Studio album by Marina Prior
- Released: November 1991
- Genre: Musical theatre, show tune
- Label: Sony Music Australia

Marina Prior chronology
|  | Leading Lady (1991) | Aspects of Andrew Lloyd Webber (1992) |

= Leading Lady (album) =

Leading Lady is the debut studio album by Australian singer Marina Prior, featuring the Melbourne Symphony Orchestra conducted by Brian Stacey. The album was released in November 1991 and peaked at number 15 on the ARIA Albums Chart in December and was certified platinum.

==Track listing==
- CD/ Cassette
1. "I Dreamed a Dream" – from Les Misérables (musical)
2. "If I Loved You" – from Carousel (musical)
3. "Wishing You Were Somehow Here Again" – from The Phantom of the Opera (1986 musical)
4. "Moonfall" – from The Mystery of Edwin Drood (musical)
5. "All I Ask of You" – from The Phantom of the Opera (1986 musical)
6. "Before I Gaze at You Again" – from Camelot (musical)

* _Instruction 1_
Reproduce word for word the lines of the listing from the line with "- Text: 3: 3: [463, 115, 471, 128]" to the line with "- Circle shape: [379, 87, 389, 92]", including both of those lines.
The Leading Lady album text and the listing are unrelated to each other.

* _Input data_
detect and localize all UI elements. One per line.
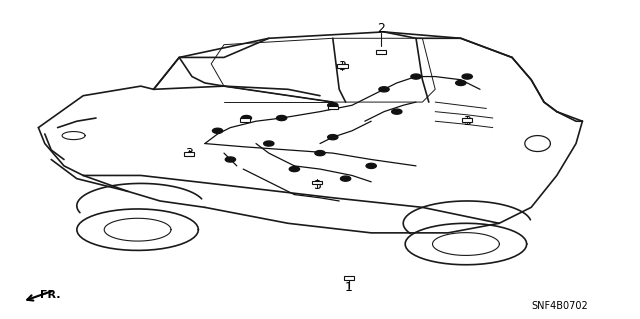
- Text: 3: 3: [463, 115, 471, 128]
- Circle shape: [276, 115, 287, 121]
- Text: 3: 3: [339, 61, 346, 73]
- Circle shape: [366, 163, 376, 168]
- Circle shape: [328, 103, 338, 108]
- Circle shape: [289, 167, 300, 172]
- Circle shape: [328, 135, 338, 140]
- Circle shape: [462, 74, 472, 79]
- Text: FR.: FR.: [40, 290, 60, 300]
- Circle shape: [315, 151, 325, 156]
- Bar: [462, 118, 472, 122]
- Circle shape: [212, 128, 223, 133]
- Circle shape: [340, 176, 351, 181]
- Circle shape: [411, 74, 421, 79]
- Text: SNF4B0702: SNF4B0702: [532, 301, 588, 311]
- Bar: [328, 106, 338, 109]
- Text: 3: 3: [313, 179, 321, 191]
- Text: 3: 3: [185, 147, 193, 160]
- Circle shape: [225, 157, 236, 162]
- Circle shape: [379, 87, 389, 92]
- Bar: [240, 118, 250, 122]
- Circle shape: [241, 115, 252, 121]
- Bar: [184, 152, 194, 156]
- Circle shape: [392, 109, 402, 114]
- Bar: [376, 50, 386, 54]
- Text: 1: 1: [345, 281, 353, 293]
- Bar: [312, 181, 322, 184]
- Circle shape: [456, 80, 466, 85]
- Bar: [344, 276, 354, 280]
- Circle shape: [264, 141, 274, 146]
- Text: 2: 2: [377, 22, 385, 35]
- Bar: [337, 64, 348, 68]
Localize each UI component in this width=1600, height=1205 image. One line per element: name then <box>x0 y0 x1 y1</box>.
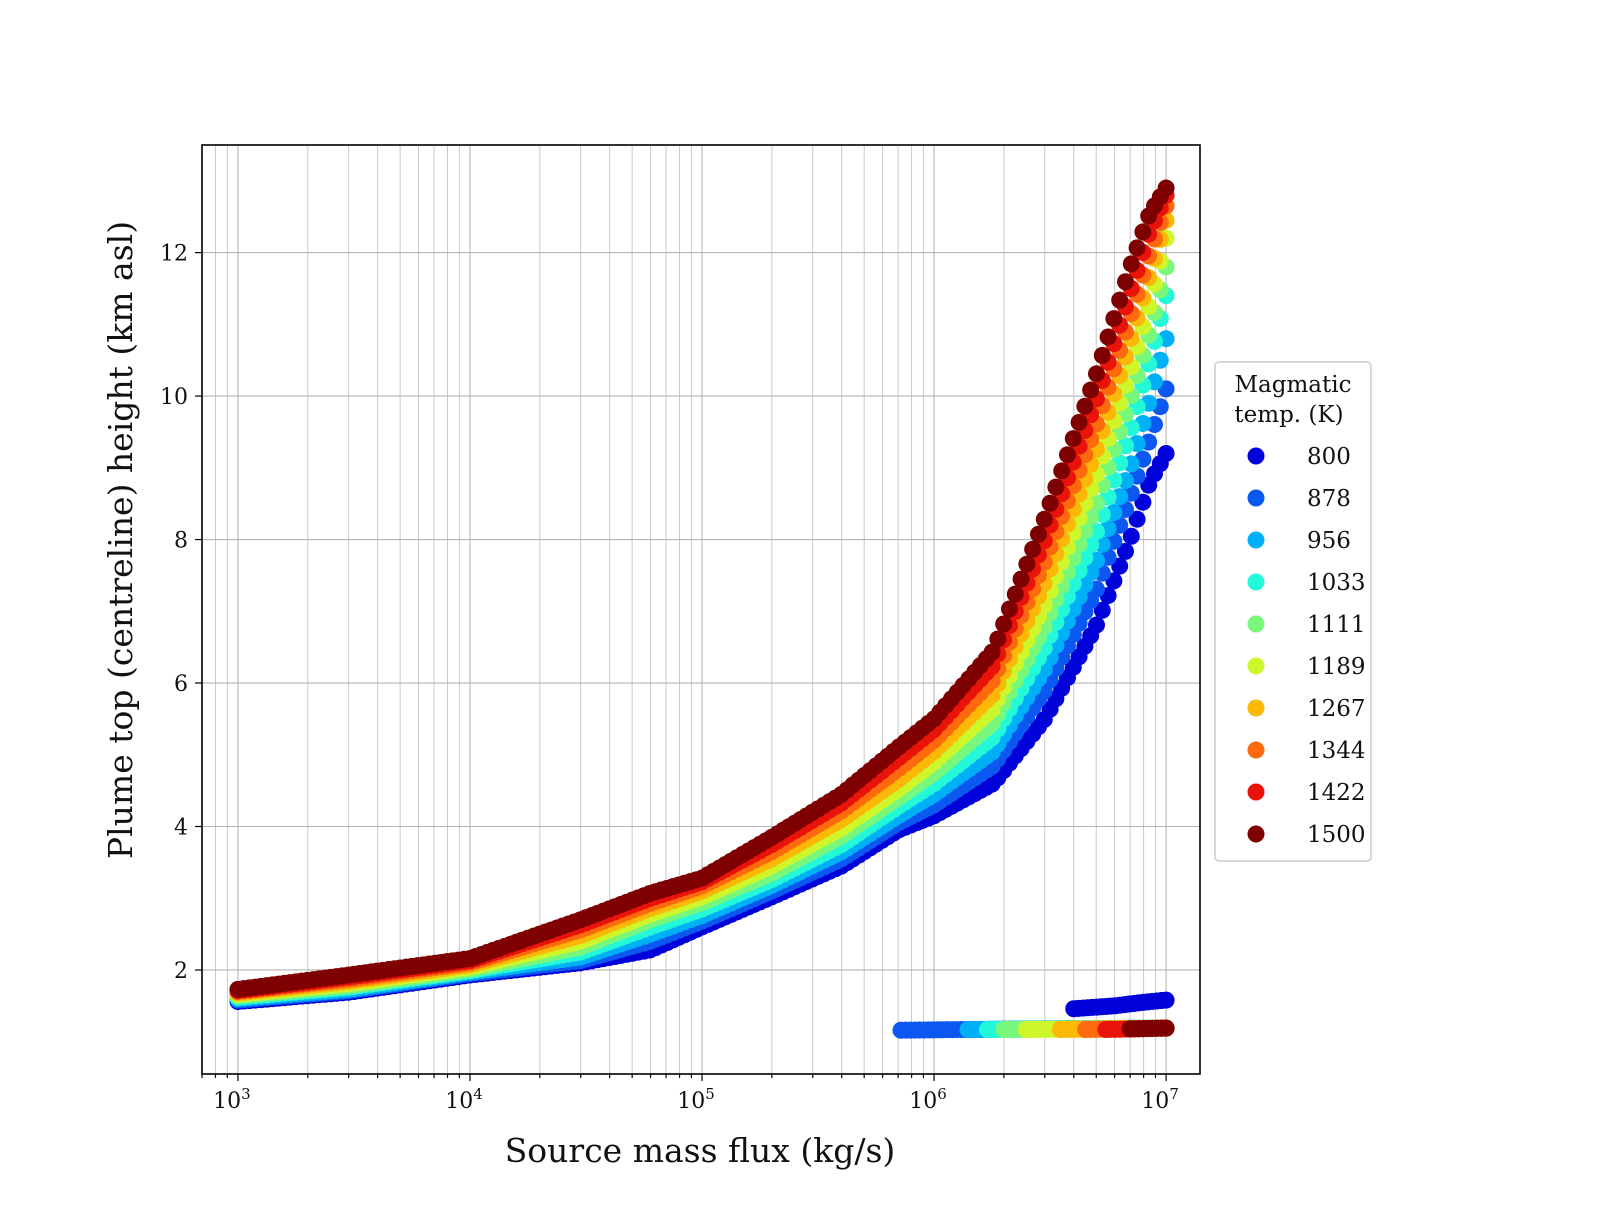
y-tick-label: 4 <box>174 816 188 841</box>
data-point <box>1006 585 1024 603</box>
data-point <box>1035 510 1053 528</box>
legend-marker <box>1247 699 1265 717</box>
legend-title-line-1: Magmatic <box>1235 372 1352 398</box>
x-tick-label: 105 <box>677 1085 715 1114</box>
data-point <box>1047 478 1065 496</box>
y-tick-label: 2 <box>174 959 188 984</box>
legend-marker <box>1247 573 1265 591</box>
y-tick-label: 6 <box>174 672 188 697</box>
data-point <box>1134 493 1152 511</box>
x-tick-label: 107 <box>1141 1085 1179 1114</box>
data-point <box>1116 542 1134 560</box>
data-point <box>1128 239 1146 257</box>
data-point <box>1157 991 1175 1009</box>
data-point <box>1076 397 1094 415</box>
data-point <box>1116 273 1134 291</box>
data-point <box>1093 346 1111 364</box>
legend-marker <box>1247 825 1265 843</box>
data-point <box>1000 600 1018 618</box>
x-axis-label: Source mass flux (kg/s) <box>505 1131 896 1170</box>
data-point <box>1082 381 1100 399</box>
plot-frame <box>201 144 1201 1075</box>
data-point <box>1018 555 1036 573</box>
data-point <box>1134 223 1152 241</box>
legend-title-line-2: temp. (K) <box>1234 402 1343 428</box>
data-point <box>1024 540 1042 558</box>
legend-marker <box>1247 741 1265 759</box>
legend-frame <box>1214 361 1372 862</box>
legend-marker <box>1247 447 1265 465</box>
x-tick-label: 104 <box>445 1085 483 1114</box>
legend-label: 1500 <box>1307 822 1366 848</box>
data-point <box>1093 601 1111 619</box>
y-tick-label: 10 <box>160 385 188 410</box>
legend-label: 1189 <box>1307 654 1366 680</box>
data-point <box>1099 328 1117 346</box>
data-point <box>995 615 1013 633</box>
legend-label: 1344 <box>1307 738 1366 764</box>
data-point <box>1064 430 1082 448</box>
y-tick-label: 8 <box>174 529 188 554</box>
legend-marker <box>1247 783 1265 801</box>
legend: Magmatic temp. (K) 800 878 956 1033 1111 1189… <box>1214 361 1372 862</box>
data-point <box>1122 255 1140 273</box>
legend-label: 1033 <box>1307 570 1366 596</box>
data-point <box>1157 1019 1175 1037</box>
data-point <box>1087 365 1105 383</box>
x-tick-label: 103 <box>213 1085 251 1114</box>
data-point <box>983 643 1001 661</box>
legend-label: 1111 <box>1307 612 1366 638</box>
data-point <box>1070 413 1088 431</box>
legend-marker <box>1247 657 1265 675</box>
data-point <box>1157 179 1175 197</box>
legend-marker <box>1247 531 1265 549</box>
legend-label: 956 <box>1307 528 1351 554</box>
data-point <box>989 630 1007 648</box>
data-point <box>1058 446 1076 464</box>
y-tick-label: 12 <box>160 242 188 267</box>
x-tick-label: 106 <box>909 1085 947 1114</box>
legend-entries: 800 878 956 1033 1111 1189 1267 1344 1422 1500 <box>1247 444 1366 848</box>
legend-label: 800 <box>1307 444 1351 470</box>
data-point <box>1087 616 1105 634</box>
data-point <box>1105 310 1123 328</box>
data-point <box>1157 444 1175 462</box>
data-point <box>1041 494 1059 512</box>
data-point <box>1111 291 1129 309</box>
legend-marker <box>1247 489 1265 507</box>
data-point <box>1029 525 1047 543</box>
legend-label: 1422 <box>1307 780 1366 806</box>
data-point <box>1053 462 1071 480</box>
axis-ticks: 103 104 105 106 107 2 4 6 8 10 12 <box>160 242 1179 1114</box>
legend-marker <box>1247 615 1265 633</box>
data-point <box>1111 557 1129 575</box>
data-point <box>1012 570 1030 588</box>
y-axis-label: Plume top (centreline) height (km asl) <box>101 221 140 859</box>
data-point <box>1128 510 1146 528</box>
legend-label: 878 <box>1307 486 1351 512</box>
scatter-points <box>229 179 1175 1039</box>
data-point <box>1122 527 1140 545</box>
grid-lines <box>201 145 1200 1074</box>
legend-label: 1267 <box>1307 696 1366 722</box>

* _Instruction 2_
Quote the whole Leading Lady album text, keeping every line unchanged.

* _Task result 1_
- Text: 3: 3: [463, 115, 471, 128]
- Circle shape: [276, 115, 287, 121]
- Text: 3: 3: [339, 61, 346, 73]
- Circle shape: [366, 163, 376, 168]
- Circle shape: [328, 103, 338, 108]
- Circle shape: [289, 167, 300, 172]
- Circle shape: [328, 135, 338, 140]
- Circle shape: [462, 74, 472, 79]
- Text: FR.: FR.: [40, 290, 60, 300]
- Circle shape: [315, 151, 325, 156]
- Bar: [462, 118, 472, 122]
- Circle shape: [212, 128, 223, 133]
- Circle shape: [340, 176, 351, 181]
- Circle shape: [411, 74, 421, 79]
- Text: SNF4B0702: SNF4B0702: [532, 301, 588, 311]
- Bar: [328, 106, 338, 109]
- Text: 3: 3: [313, 179, 321, 191]
- Text: 3: 3: [185, 147, 193, 160]
- Circle shape: [225, 157, 236, 162]
- Circle shape: [379, 87, 389, 92]

* _Task result 2_
Studio album by Marina Prior
- Released: November 1991
- Genre: Musical theatre, show tune
- Label: Sony Music Australia

Marina Prior chronology
|  | Leading Lady (1991) | Aspects of Andrew Lloyd Webber (1992) |

= Leading Lady (album) =

Leading Lady is the debut studio album by Australian singer Marina Prior, featuring the Melbourne Symphony Orchestra conducted by Brian Stacey. The album was released in November 1991 and peaked at number 15 on the ARIA Albums Chart in December and was certified platinum.

==Track listing==
- CD/ Cassette
1. "I Dreamed a Dream" – from Les Misérables (musical)
2. "If I Loved You" – from Carousel (musical)
3. "Wishing You Were Somehow Here Again" – from The Phantom of the Opera (1986 musical)
4. "Moonfall" – from The Mystery of Edwin Drood (musical)
5. "All I Ask of You" – from The Phantom of the Opera (1986 musical)
6. "Before I Gaze at You Again" – from Camelot (musical)